What you have to do
Gather every line of the entries that includes the word "panel".

Data provided
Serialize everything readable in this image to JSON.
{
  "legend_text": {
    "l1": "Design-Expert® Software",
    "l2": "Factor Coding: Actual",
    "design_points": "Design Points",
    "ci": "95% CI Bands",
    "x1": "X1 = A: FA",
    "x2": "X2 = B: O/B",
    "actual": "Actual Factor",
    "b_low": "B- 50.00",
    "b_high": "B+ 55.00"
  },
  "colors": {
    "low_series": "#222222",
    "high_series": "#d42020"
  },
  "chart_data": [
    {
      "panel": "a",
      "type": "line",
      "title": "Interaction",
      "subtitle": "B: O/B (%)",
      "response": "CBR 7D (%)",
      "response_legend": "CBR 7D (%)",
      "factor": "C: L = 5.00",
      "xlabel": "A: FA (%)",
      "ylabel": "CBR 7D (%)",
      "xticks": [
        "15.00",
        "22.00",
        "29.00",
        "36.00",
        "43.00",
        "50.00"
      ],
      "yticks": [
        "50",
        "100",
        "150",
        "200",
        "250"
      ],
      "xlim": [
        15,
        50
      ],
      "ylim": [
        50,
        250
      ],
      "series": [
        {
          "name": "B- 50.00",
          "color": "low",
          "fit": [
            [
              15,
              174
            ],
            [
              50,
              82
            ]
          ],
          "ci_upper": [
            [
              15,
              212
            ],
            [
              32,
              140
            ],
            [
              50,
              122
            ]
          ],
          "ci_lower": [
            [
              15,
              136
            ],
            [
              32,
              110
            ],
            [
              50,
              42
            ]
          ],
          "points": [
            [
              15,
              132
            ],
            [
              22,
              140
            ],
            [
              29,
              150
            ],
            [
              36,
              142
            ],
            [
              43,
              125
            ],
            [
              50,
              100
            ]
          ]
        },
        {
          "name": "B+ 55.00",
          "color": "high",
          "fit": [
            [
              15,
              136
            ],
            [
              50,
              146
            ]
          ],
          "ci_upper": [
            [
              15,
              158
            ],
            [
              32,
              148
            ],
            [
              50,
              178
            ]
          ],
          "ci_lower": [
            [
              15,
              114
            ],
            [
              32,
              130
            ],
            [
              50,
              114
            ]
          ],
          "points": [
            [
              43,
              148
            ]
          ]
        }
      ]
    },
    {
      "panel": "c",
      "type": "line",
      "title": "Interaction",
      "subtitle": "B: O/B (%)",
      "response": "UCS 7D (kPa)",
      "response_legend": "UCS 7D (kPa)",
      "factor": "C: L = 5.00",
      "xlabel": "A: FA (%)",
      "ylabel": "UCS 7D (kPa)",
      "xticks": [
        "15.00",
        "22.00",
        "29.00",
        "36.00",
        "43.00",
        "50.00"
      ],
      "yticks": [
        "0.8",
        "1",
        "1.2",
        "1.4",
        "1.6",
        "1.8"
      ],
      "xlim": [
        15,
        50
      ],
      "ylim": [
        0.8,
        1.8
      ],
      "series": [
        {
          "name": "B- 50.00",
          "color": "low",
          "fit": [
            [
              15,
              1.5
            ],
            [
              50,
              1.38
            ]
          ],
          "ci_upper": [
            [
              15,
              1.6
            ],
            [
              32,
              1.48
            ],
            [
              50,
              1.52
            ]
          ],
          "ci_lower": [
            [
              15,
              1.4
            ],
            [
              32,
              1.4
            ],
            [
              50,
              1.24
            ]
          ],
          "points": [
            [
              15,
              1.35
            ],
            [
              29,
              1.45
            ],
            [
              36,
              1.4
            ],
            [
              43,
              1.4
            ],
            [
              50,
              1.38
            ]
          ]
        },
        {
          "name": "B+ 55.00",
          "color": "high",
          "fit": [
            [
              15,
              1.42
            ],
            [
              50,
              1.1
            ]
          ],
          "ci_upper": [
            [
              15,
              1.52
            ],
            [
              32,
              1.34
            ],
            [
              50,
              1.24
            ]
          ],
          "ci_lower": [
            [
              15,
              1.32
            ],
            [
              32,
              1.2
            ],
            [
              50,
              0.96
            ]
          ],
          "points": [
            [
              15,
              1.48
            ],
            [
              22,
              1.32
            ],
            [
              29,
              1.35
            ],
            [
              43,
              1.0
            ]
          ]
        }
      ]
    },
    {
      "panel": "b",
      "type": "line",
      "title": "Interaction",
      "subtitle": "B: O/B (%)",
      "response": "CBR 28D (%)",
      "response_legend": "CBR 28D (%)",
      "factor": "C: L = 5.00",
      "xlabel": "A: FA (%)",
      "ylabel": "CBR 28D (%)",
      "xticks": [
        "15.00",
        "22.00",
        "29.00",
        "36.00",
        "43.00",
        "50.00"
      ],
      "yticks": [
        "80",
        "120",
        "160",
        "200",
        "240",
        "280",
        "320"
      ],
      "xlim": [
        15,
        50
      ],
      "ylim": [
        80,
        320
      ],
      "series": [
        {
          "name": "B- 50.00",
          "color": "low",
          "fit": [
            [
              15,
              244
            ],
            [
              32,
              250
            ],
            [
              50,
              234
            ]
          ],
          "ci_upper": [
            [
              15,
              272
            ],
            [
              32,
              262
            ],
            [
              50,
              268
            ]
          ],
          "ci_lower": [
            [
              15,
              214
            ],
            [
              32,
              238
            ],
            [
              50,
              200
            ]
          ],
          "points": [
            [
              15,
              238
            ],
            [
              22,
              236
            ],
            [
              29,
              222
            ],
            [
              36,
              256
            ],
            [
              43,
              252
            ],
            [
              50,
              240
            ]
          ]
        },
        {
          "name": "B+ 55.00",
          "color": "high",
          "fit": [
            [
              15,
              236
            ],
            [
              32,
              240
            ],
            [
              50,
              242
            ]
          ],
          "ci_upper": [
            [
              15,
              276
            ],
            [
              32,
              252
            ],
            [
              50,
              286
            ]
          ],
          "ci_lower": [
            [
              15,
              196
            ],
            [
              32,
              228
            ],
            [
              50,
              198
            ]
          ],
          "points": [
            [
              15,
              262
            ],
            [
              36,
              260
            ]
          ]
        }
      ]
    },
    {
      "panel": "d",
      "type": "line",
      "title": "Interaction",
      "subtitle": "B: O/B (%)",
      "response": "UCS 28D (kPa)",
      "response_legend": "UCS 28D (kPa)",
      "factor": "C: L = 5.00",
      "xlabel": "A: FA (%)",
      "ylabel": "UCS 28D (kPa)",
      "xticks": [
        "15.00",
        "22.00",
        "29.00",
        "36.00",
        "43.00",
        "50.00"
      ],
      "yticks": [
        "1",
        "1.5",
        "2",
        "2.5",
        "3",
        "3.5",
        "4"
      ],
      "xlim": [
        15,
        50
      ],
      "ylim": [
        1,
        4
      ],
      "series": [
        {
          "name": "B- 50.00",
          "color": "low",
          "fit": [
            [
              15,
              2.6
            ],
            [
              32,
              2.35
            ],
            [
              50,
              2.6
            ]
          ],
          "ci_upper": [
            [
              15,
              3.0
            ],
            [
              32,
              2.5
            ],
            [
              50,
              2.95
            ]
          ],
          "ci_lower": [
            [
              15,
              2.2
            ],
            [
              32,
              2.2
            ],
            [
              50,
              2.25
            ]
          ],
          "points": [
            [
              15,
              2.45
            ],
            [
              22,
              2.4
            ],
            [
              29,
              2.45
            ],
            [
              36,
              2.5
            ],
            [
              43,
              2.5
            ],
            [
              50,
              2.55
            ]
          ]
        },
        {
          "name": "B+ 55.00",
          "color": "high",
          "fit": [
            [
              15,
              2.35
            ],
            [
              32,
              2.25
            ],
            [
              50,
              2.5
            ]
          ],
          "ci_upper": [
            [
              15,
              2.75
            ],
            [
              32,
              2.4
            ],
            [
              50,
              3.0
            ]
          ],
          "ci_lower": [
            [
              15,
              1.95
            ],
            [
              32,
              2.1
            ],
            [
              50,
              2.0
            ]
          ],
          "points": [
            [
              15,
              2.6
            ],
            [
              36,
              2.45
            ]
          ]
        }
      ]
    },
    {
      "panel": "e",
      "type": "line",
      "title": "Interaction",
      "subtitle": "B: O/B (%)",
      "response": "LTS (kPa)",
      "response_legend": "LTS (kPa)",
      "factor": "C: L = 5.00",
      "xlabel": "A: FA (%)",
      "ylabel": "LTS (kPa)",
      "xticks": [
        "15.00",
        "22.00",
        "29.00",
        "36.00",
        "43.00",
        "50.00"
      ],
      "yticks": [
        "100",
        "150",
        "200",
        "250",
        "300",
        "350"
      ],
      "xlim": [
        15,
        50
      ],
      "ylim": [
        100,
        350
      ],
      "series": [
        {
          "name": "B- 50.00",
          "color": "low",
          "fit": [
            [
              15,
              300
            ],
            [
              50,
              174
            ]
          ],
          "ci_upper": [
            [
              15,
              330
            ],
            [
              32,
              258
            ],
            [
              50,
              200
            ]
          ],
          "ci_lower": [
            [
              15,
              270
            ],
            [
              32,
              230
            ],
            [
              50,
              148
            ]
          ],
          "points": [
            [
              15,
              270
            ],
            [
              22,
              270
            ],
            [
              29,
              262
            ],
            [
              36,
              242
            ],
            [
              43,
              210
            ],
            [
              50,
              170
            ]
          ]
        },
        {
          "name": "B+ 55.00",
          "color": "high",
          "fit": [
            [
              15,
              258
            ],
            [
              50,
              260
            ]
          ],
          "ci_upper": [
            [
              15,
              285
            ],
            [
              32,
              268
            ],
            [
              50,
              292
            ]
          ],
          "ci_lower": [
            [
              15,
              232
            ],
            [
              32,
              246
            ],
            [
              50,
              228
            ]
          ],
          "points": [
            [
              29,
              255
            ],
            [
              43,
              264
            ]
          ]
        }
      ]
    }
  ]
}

Solution for this exercise
      "panel": "a",
      "panel": "c",
      "panel": "b",
      "panel": "d",
      "panel": "e",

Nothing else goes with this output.